Copy every entry exactly as given, minus the images.
=== DATASET ROWS ===
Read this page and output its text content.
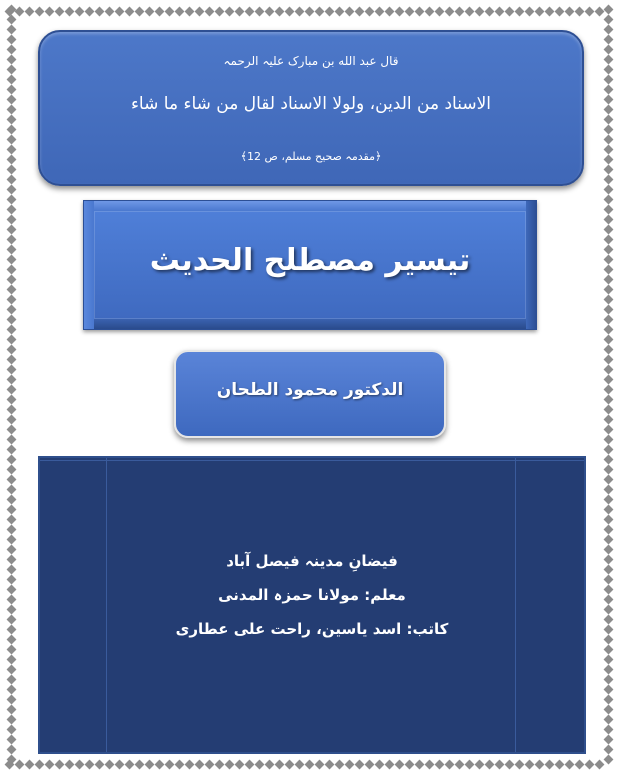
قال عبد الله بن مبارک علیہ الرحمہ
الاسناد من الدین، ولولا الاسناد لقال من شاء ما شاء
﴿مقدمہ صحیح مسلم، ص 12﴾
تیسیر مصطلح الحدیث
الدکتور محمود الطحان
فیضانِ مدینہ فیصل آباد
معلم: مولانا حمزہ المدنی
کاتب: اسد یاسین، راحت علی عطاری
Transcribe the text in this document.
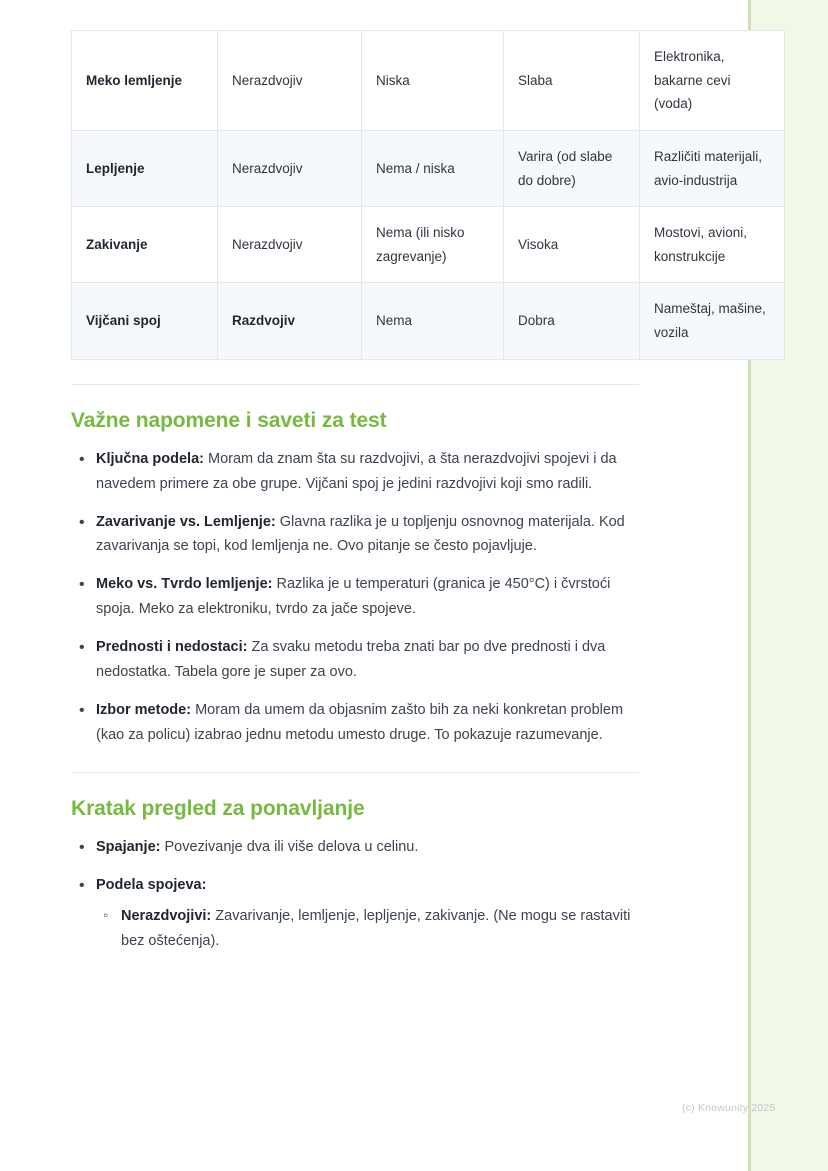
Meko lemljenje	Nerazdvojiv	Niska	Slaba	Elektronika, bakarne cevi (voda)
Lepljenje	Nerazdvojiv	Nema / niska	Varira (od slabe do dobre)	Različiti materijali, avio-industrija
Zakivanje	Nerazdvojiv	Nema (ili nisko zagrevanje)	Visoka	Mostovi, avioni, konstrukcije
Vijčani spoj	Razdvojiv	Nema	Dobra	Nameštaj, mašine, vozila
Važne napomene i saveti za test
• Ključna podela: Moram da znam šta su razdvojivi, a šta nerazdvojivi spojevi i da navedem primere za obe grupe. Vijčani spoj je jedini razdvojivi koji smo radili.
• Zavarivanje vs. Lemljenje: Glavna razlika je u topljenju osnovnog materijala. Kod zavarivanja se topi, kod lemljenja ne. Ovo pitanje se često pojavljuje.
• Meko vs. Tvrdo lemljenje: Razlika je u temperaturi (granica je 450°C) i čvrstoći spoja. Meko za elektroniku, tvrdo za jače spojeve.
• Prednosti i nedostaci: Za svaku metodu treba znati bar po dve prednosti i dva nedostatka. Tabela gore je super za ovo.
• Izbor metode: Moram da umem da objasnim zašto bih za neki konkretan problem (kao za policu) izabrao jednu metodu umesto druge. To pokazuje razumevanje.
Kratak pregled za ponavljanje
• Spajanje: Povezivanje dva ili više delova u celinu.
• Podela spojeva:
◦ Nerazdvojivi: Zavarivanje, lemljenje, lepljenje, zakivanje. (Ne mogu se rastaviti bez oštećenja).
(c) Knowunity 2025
===
• WORKED SOLUTION
Read this page and output its text content.
قال عبد الله بن مبارک علیہ الرحمہ
الاسناد من الدین، ولولا الاسناد لقال من شاء ما شاء
﴿مقدمہ صحیح مسلم، ص 12﴾
تیسیر مصطلح الحدیث
الدکتور محمود الطحان
فیضانِ مدینہ فیصل آباد
معلم: مولانا حمزہ المدنی
کاتب: اسد یاسین، راحت علی عطاری
Transcribe the text in this document.
Meko lemljenje	Nerazdvojiv	Niska	Slaba	Elektronika, bakarne cevi (voda)
Lepljenje	Nerazdvojiv	Nema / niska	Varira (od slabe do dobre)	Različiti materijali, avio-industrija
Zakivanje	Nerazdvojiv	Nema (ili nisko zagrevanje)	Visoka	Mostovi, avioni, konstrukcije
Vijčani spoj	Razdvojiv	Nema	Dobra	Nameštaj, mašine, vozila
Važne napomene i saveti za test
• Ključna podela: Moram da znam šta su razdvojivi, a šta nerazdvojivi spojevi i da navedem primere za obe grupe. Vijčani spoj je jedini razdvojivi koji smo radili.
• Zavarivanje vs. Lemljenje: Glavna razlika je u topljenju osnovnog materijala. Kod zavarivanja se topi, kod lemljenja ne. Ovo pitanje se često pojavljuje.
• Meko vs. Tvrdo lemljenje: Razlika je u temperaturi (granica je 450°C) i čvrstoći spoja. Meko za elektroniku, tvrdo za jače spojeve.
• Prednosti i nedostaci: Za svaku metodu treba znati bar po dve prednosti i dva nedostatka. Tabela gore je super za ovo.
• Izbor metode: Moram da umem da objasnim zašto bih za neki konkretan problem (kao za policu) izabrao jednu metodu umesto druge. To pokazuje razumevanje.
Kratak pregled za ponavljanje
• Spajanje: Povezivanje dva ili više delova u celinu.
• Podela spojeva:
◦ Nerazdvojivi: Zavarivanje, lemljenje, lepljenje, zakivanje. (Ne mogu se rastaviti bez oštećenja).
(c) Knowunity 2025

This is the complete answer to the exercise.